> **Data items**
# # # #
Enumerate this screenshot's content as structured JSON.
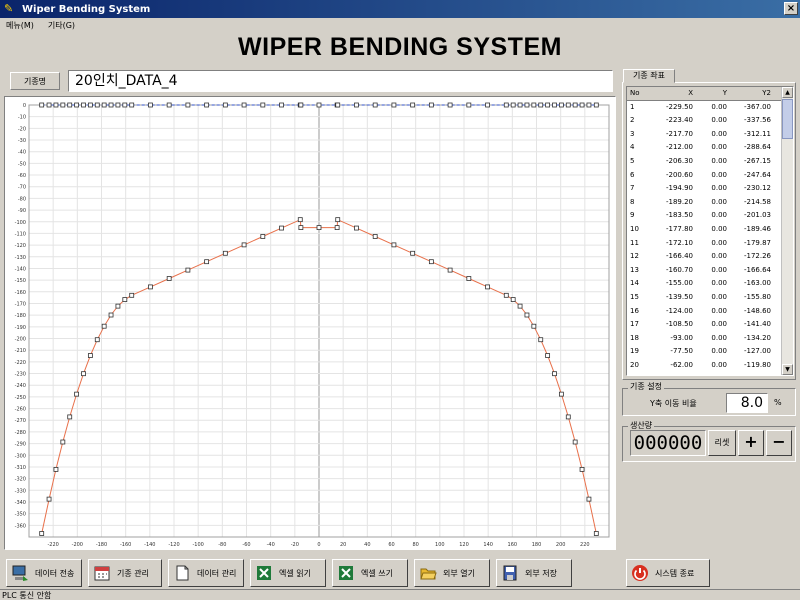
{
  "window": {
    "title": "Wiper Bending System",
    "close_glyph": "×"
  },
  "menu": [
    "메뉴(M)",
    "기타(G)"
  ],
  "header": {
    "title": "WIPER BENDING SYSTEM"
  },
  "model": {
    "label": "기종명",
    "value": "20인치_DATA_4"
  },
  "coords": {
    "tab_label": "기종 좌표",
    "columns": [
      "No",
      "X",
      "Y",
      "Y2"
    ],
    "rows": [
      [
        "1",
        "-229.50",
        "0.00",
        "-367.00"
      ],
      [
        "2",
        "-223.40",
        "0.00",
        "-337.56"
      ],
      [
        "3",
        "-217.70",
        "0.00",
        "-312.11"
      ],
      [
        "4",
        "-212.00",
        "0.00",
        "-288.64"
      ],
      [
        "5",
        "-206.30",
        "0.00",
        "-267.15"
      ],
      [
        "6",
        "-200.60",
        "0.00",
        "-247.64"
      ],
      [
        "7",
        "-194.90",
        "0.00",
        "-230.12"
      ],
      [
        "8",
        "-189.20",
        "0.00",
        "-214.58"
      ],
      [
        "9",
        "-183.50",
        "0.00",
        "-201.03"
      ],
      [
        "10",
        "-177.80",
        "0.00",
        "-189.46"
      ],
      [
        "11",
        "-172.10",
        "0.00",
        "-179.87"
      ],
      [
        "12",
        "-166.40",
        "0.00",
        "-172.26"
      ],
      [
        "13",
        "-160.70",
        "0.00",
        "-166.64"
      ],
      [
        "14",
        "-155.00",
        "0.00",
        "-163.00"
      ],
      [
        "15",
        "-139.50",
        "0.00",
        "-155.80"
      ],
      [
        "16",
        "-124.00",
        "0.00",
        "-148.60"
      ],
      [
        "17",
        "-108.50",
        "0.00",
        "-141.40"
      ],
      [
        "18",
        "-93.00",
        "0.00",
        "-134.20"
      ],
      [
        "19",
        "-77.50",
        "0.00",
        "-127.00"
      ],
      [
        "20",
        "-62.00",
        "0.00",
        "-119.80"
      ]
    ]
  },
  "settings": {
    "label": "기종 설정",
    "ratio_label": "Y축 이동 비율",
    "ratio_value": "8.0",
    "ratio_unit": "%"
  },
  "production": {
    "label": "생산량",
    "count": "000000",
    "reset_label": "리셋",
    "plus_label": "+",
    "minus_label": "−"
  },
  "toolbar": {
    "data_transfer": "데이터 전송",
    "model_manage": "기종 관리",
    "data_manage": "데이터 관리",
    "excel_read": "엑셀 읽기",
    "excel_write": "엑셀 쓰기",
    "external_open": "외부 열기",
    "external_save": "외부 저장",
    "system_exit": "시스템 종료"
  },
  "status": {
    "text": "PLC 통신 안함"
  },
  "chart_data": {
    "type": "line",
    "xlim": [
      -240,
      240
    ],
    "ylim": [
      -370,
      0
    ],
    "x_ticks": [
      -220,
      -200,
      -180,
      -160,
      -140,
      -120,
      -100,
      -80,
      -60,
      -40,
      -20,
      0,
      20,
      40,
      60,
      80,
      100,
      120,
      140,
      160,
      180,
      200,
      220
    ],
    "y_ticks": [
      0,
      -10,
      -20,
      -30,
      -40,
      -50,
      -60,
      -70,
      -80,
      -90,
      -100,
      -110,
      -120,
      -130,
      -140,
      -150,
      -160,
      -170,
      -180,
      -190,
      -200,
      -210,
      -220,
      -230,
      -240,
      -250,
      -260,
      -270,
      -280,
      -290,
      -300,
      -310,
      -320,
      -330,
      -340,
      -350,
      -360
    ],
    "grid": true,
    "series": [
      {
        "color": "#e8704a",
        "marker": "square",
        "x": [
          -229.5,
          -223.4,
          -217.7,
          -212.0,
          -206.3,
          -200.6,
          -194.9,
          -189.2,
          -183.5,
          -177.8,
          -172.1,
          -166.4,
          -160.7,
          -155.0,
          -139.5,
          -124.0,
          -108.5,
          -93.0,
          -77.5,
          -62.0,
          -46.5,
          -31.0,
          -15.5,
          -15.0,
          0.0,
          15.0,
          15.5,
          31.0,
          46.5,
          62.0,
          77.5,
          93.0,
          108.5,
          124.0,
          139.5,
          155.0,
          160.7,
          166.4,
          172.1,
          177.8,
          183.5,
          189.2,
          194.9,
          200.6,
          206.3,
          212.0,
          217.7,
          223.4,
          229.5
        ],
        "y": [
          -367.0,
          -337.56,
          -312.11,
          -288.64,
          -267.15,
          -247.64,
          -230.12,
          -214.58,
          -201.03,
          -189.46,
          -179.87,
          -172.26,
          -166.64,
          -163.0,
          -155.8,
          -148.6,
          -141.4,
          -134.2,
          -127.0,
          -119.8,
          -112.6,
          -105.4,
          -98.2,
          -105.0,
          -105.0,
          -105.0,
          -98.2,
          -105.4,
          -112.6,
          -119.8,
          -127.0,
          -134.2,
          -141.4,
          -148.6,
          -155.8,
          -163.0,
          -166.64,
          -172.26,
          -179.87,
          -189.46,
          -201.03,
          -214.58,
          -230.12,
          -247.64,
          -267.15,
          -288.64,
          -312.11,
          -337.56,
          -367.0
        ]
      },
      {
        "color": "#3050c8",
        "marker": "square",
        "x": [
          -229.5,
          -223.4,
          -217.7,
          -212.0,
          -206.3,
          -200.6,
          -194.9,
          -189.2,
          -183.5,
          -177.8,
          -172.1,
          -166.4,
          -160.7,
          -155.0,
          -139.5,
          -124.0,
          -108.5,
          -93.0,
          -77.5,
          -62.0,
          -46.5,
          -31.0,
          -15.5,
          -15.0,
          0.0,
          15.0,
          15.5,
          31.0,
          46.5,
          62.0,
          77.5,
          93.0,
          108.5,
          124.0,
          139.5,
          155.0,
          160.7,
          166.4,
          172.1,
          177.8,
          183.5,
          189.2,
          194.9,
          200.6,
          206.3,
          212.0,
          217.7,
          223.4,
          229.5
        ],
        "y": [
          0,
          0,
          0,
          0,
          0,
          0,
          0,
          0,
          0,
          0,
          0,
          0,
          0,
          0,
          0,
          0,
          0,
          0,
          0,
          0,
          0,
          0,
          0,
          0,
          0,
          0,
          0,
          0,
          0,
          0,
          0,
          0,
          0,
          0,
          0,
          0,
          0,
          0,
          0,
          0,
          0,
          0,
          0,
          0,
          0,
          0,
          0,
          0,
          0
        ]
      }
    ]
  }
}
# # # #
> **Aim**
Give back all entries exactly. No pictures belong in the copy.

> **Response to this exercise**
Enumerate this screenshot's content as structured JSON.
{
  "window": {
    "title": "Wiper Bending System",
    "close_glyph": "×"
  },
  "menu": [
    "메뉴(M)",
    "기타(G)"
  ],
  "header": {
    "title": "WIPER BENDING SYSTEM"
  },
  "model": {
    "label": "기종명",
    "value": "20인치_DATA_4"
  },
  "coords": {
    "tab_label": "기종 좌표",
    "columns": [
      "No",
      "X",
      "Y",
      "Y2"
    ],
    "rows": [
      [
        "1",
        "-229.50",
        "0.00",
        "-367.00"
      ],
      [
        "2",
        "-223.40",
        "0.00",
        "-337.56"
      ],
      [
        "3",
        "-217.70",
        "0.00",
        "-312.11"
      ],
      [
        "4",
        "-212.00",
        "0.00",
        "-288.64"
      ],
      [
        "5",
        "-206.30",
        "0.00",
        "-267.15"
      ],
      [
        "6",
        "-200.60",
        "0.00",
        "-247.64"
      ],
      [
        "7",
        "-194.90",
        "0.00",
        "-230.12"
      ],
      [
        "8",
        "-189.20",
        "0.00",
        "-214.58"
      ],
      [
        "9",
        "-183.50",
        "0.00",
        "-201.03"
      ],
      [
        "10",
        "-177.80",
        "0.00",
        "-189.46"
      ],
      [
        "11",
        "-172.10",
        "0.00",
        "-179.87"
      ],
      [
        "12",
        "-166.40",
        "0.00",
        "-172.26"
      ],
      [
        "13",
        "-160.70",
        "0.00",
        "-166.64"
      ],
      [
        "14",
        "-155.00",
        "0.00",
        "-163.00"
      ],
      [
        "15",
        "-139.50",
        "0.00",
        "-155.80"
      ],
      [
        "16",
        "-124.00",
        "0.00",
        "-148.60"
      ],
      [
        "17",
        "-108.50",
        "0.00",
        "-141.40"
      ],
      [
        "18",
        "-93.00",
        "0.00",
        "-134.20"
      ],
      [
        "19",
        "-77.50",
        "0.00",
        "-127.00"
      ],
      [
        "20",
        "-62.00",
        "0.00",
        "-119.80"
      ]
    ]
  },
  "settings": {
    "label": "기종 설정",
    "ratio_label": "Y축 이동 비율",
    "ratio_value": "8.0",
    "ratio_unit": "%"
  },
  "production": {
    "label": "생산량",
    "count": "000000",
    "reset_label": "리셋",
    "plus_label": "+",
    "minus_label": "−"
  },
  "toolbar": {
    "data_transfer": "데이터 전송",
    "model_manage": "기종 관리",
    "data_manage": "데이터 관리",
    "excel_read": "엑셀 읽기",
    "excel_write": "엑셀 쓰기",
    "external_open": "외부 열기",
    "external_save": "외부 저장",
    "system_exit": "시스템 종료"
  },
  "status": {
    "text": "PLC 통신 안함"
  },
  "chart_data": {
    "type": "line",
    "xlim": [
      -240,
      240
    ],
    "ylim": [
      -370,
      0
    ],
    "x_ticks": [
      -220,
      -200,
      -180,
      -160,
      -140,
      -120,
      -100,
      -80,
      -60,
      -40,
      -20,
      0,
      20,
      40,
      60,
      80,
      100,
      120,
      140,
      160,
      180,
      200,
      220
    ],
    "y_ticks": [
      0,
      -10,
      -20,
      -30,
      -40,
      -50,
      -60,
      -70,
      -80,
      -90,
      -100,
      -110,
      -120,
      -130,
      -140,
      -150,
      -160,
      -170,
      -180,
      -190,
      -200,
      -210,
      -220,
      -230,
      -240,
      -250,
      -260,
      -270,
      -280,
      -290,
      -300,
      -310,
      -320,
      -330,
      -340,
      -350,
      -360
    ],
    "grid": true,
    "series": [
      {
        "color": "#e8704a",
        "marker": "square",
        "x": [
          -229.5,
          -223.4,
          -217.7,
          -212.0,
          -206.3,
          -200.6,
          -194.9,
          -189.2,
          -183.5,
          -177.8,
          -172.1,
          -166.4,
          -160.7,
          -155.0,
          -139.5,
          -124.0,
          -108.5,
          -93.0,
          -77.5,
          -62.0,
          -46.5,
          -31.0,
          -15.5,
          -15.0,
          0.0,
          15.0,
          15.5,
          31.0,
          46.5,
          62.0,
          77.5,
          93.0,
          108.5,
          124.0,
          139.5,
          155.0,
          160.7,
          166.4,
          172.1,
          177.8,
          183.5,
          189.2,
          194.9,
          200.6,
          206.3,
          212.0,
          217.7,
          223.4,
          229.5
        ],
        "y": [
          -367.0,
          -337.56,
          -312.11,
          -288.64,
          -267.15,
          -247.64,
          -230.12,
          -214.58,
          -201.03,
          -189.46,
          -179.87,
          -172.26,
          -166.64,
          -163.0,
          -155.8,
          -148.6,
          -141.4,
          -134.2,
          -127.0,
          -119.8,
          -112.6,
          -105.4,
          -98.2,
          -105.0,
          -105.0,
          -105.0,
          -98.2,
          -105.4,
          -112.6,
          -119.8,
          -127.0,
          -134.2,
          -141.4,
          -148.6,
          -155.8,
          -163.0,
          -166.64,
          -172.26,
          -179.87,
          -189.46,
          -201.03,
          -214.58,
          -230.12,
          -247.64,
          -267.15,
          -288.64,
          -312.11,
          -337.56,
          -367.0
        ]
      },
      {
        "color": "#3050c8",
        "marker": "square",
        "x": [
          -229.5,
          -223.4,
          -217.7,
          -212.0,
          -206.3,
          -200.6,
          -194.9,
          -189.2,
          -183.5,
          -177.8,
          -172.1,
          -166.4,
          -160.7,
          -155.0,
          -139.5,
          -124.0,
          -108.5,
          -93.0,
          -77.5,
          -62.0,
          -46.5,
          -31.0,
          -15.5,
          -15.0,
          0.0,
          15.0,
          15.5,
          31.0,
          46.5,
          62.0,
          77.5,
          93.0,
          108.5,
          124.0,
          139.5,
          155.0,
          160.7,
          166.4,
          172.1,
          177.8,
          183.5,
          189.2,
          194.9,
          200.6,
          206.3,
          212.0,
          217.7,
          223.4,
          229.5
        ],
        "y": [
          0,
          0,
          0,
          0,
          0,
          0,
          0,
          0,
          0,
          0,
          0,
          0,
          0,
          0,
          0,
          0,
          0,
          0,
          0,
          0,
          0,
          0,
          0,
          0,
          0,
          0,
          0,
          0,
          0,
          0,
          0,
          0,
          0,
          0,
          0,
          0,
          0,
          0,
          0,
          0,
          0,
          0,
          0,
          0,
          0,
          0,
          0,
          0,
          0
        ]
      }
    ]
  }
}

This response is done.